▶ **Action item**
Nothing should differ between your output and the entries below.

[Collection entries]
*** Block opens ***
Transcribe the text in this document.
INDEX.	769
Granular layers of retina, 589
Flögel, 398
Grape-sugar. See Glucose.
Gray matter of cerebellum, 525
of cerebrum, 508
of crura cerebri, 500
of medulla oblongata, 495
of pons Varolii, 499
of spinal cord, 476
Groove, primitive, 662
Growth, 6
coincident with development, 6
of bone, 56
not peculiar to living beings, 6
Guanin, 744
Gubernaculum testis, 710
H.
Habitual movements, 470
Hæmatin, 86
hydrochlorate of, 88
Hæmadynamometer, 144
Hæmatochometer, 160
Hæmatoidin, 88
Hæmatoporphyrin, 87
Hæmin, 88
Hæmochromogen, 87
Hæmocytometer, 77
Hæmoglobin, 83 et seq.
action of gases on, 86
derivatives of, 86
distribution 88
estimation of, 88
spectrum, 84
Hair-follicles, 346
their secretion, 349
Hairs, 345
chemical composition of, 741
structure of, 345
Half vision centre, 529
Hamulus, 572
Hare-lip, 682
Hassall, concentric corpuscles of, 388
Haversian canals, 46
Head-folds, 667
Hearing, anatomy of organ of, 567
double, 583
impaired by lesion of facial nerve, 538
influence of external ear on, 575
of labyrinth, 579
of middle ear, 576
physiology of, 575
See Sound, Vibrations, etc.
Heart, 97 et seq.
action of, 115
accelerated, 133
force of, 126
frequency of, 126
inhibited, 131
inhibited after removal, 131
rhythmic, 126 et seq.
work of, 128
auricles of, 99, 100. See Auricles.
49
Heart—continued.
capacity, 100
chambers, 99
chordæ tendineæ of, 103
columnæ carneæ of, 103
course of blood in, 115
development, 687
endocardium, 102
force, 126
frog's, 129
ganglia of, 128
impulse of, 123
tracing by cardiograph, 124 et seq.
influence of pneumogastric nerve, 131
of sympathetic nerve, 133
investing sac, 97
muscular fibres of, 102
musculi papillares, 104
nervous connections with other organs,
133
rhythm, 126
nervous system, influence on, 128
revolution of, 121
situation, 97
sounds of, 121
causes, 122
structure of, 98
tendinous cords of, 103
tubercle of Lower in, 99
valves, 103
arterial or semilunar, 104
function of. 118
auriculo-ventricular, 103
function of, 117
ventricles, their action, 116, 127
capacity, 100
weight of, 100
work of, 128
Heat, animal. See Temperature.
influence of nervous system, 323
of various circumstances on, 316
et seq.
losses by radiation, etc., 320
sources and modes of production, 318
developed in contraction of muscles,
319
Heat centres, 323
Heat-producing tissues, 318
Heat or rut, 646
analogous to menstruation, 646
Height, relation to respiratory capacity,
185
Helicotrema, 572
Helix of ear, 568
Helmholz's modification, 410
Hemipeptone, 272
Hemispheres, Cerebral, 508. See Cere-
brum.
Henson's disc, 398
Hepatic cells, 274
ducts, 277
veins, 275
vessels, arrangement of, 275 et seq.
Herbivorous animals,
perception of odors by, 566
*** Block closes ***
▶ **Response to the exercise**
Transcribe the text in this document.
INDEX.	769
Granular layers of retina, 589
Flögel, 398
Grape-sugar. See Glucose.
Gray matter of cerebellum, 525
of cerebrum, 508
of crura cerebri, 500
of medulla oblongata, 495
of pons Varolii, 499
of spinal cord, 476
Groove, primitive, 662
Growth, 6
coincident with development, 6
of bone, 56
not peculiar to living beings, 6
Guanin, 744
Gubernaculum testis, 710
H.
Habitual movements, 470
Hæmatin, 86
hydrochlorate of, 88
Hæmadynamometer, 144
Hæmatochometer, 160
Hæmatoidin, 88
Hæmatoporphyrin, 87
Hæmin, 88
Hæmochromogen, 87
Hæmocytometer, 77
Hæmoglobin, 83 et seq.
action of gases on, 86
derivatives of, 86
distribution 88
estimation of, 88
spectrum, 84
Hair-follicles, 346
their secretion, 349
Hairs, 345
chemical composition of, 741
structure of, 345
Half vision centre, 529
Hamulus, 572
Hare-lip, 682
Hassall, concentric corpuscles of, 388
Haversian canals, 46
Head-folds, 667
Hearing, anatomy of organ of, 567
double, 583
impaired by lesion of facial nerve, 538
influence of external ear on, 575
of labyrinth, 579
of middle ear, 576
physiology of, 575
See Sound, Vibrations, etc.
Heart, 97 et seq.
action of, 115
accelerated, 133
force of, 126
frequency of, 126
inhibited, 131
inhibited after removal, 131
rhythmic, 126 et seq.
work of, 128
auricles of, 99, 100. See Auricles.
49
Heart—continued.
capacity, 100
chambers, 99
chordæ tendineæ of, 103
columnæ carneæ of, 103
course of blood in, 115
development, 687
endocardium, 102
force, 126
frog's, 129
ganglia of, 128
impulse of, 123
tracing by cardiograph, 124 et seq.
influence of pneumogastric nerve, 131
of sympathetic nerve, 133
investing sac, 97
muscular fibres of, 102
musculi papillares, 104
nervous connections with other organs,
133
rhythm, 126
nervous system, influence on, 128
revolution of, 121
situation, 97
sounds of, 121
causes, 122
structure of, 98
tendinous cords of, 103
tubercle of Lower in, 99
valves, 103
arterial or semilunar, 104
function of. 118
auriculo-ventricular, 103
function of, 117
ventricles, their action, 116, 127
capacity, 100
weight of, 100
work of, 128
Heat, animal. See Temperature.
influence of nervous system, 323
of various circumstances on, 316
et seq.
losses by radiation, etc., 320
sources and modes of production, 318
developed in contraction of muscles,
319
Heat centres, 323
Heat-producing tissues, 318
Heat or rut, 646
analogous to menstruation, 646
Height, relation to respiratory capacity,
185
Helicotrema, 572
Helix of ear, 568
Helmholz's modification, 410
Hemipeptone, 272
Hemispheres, Cerebral, 508. See Cere-
brum.
Henson's disc, 398
Hepatic cells, 274
ducts, 277
veins, 275
vessels, arrangement of, 275 et seq.
Herbivorous animals,
perception of odors by, 566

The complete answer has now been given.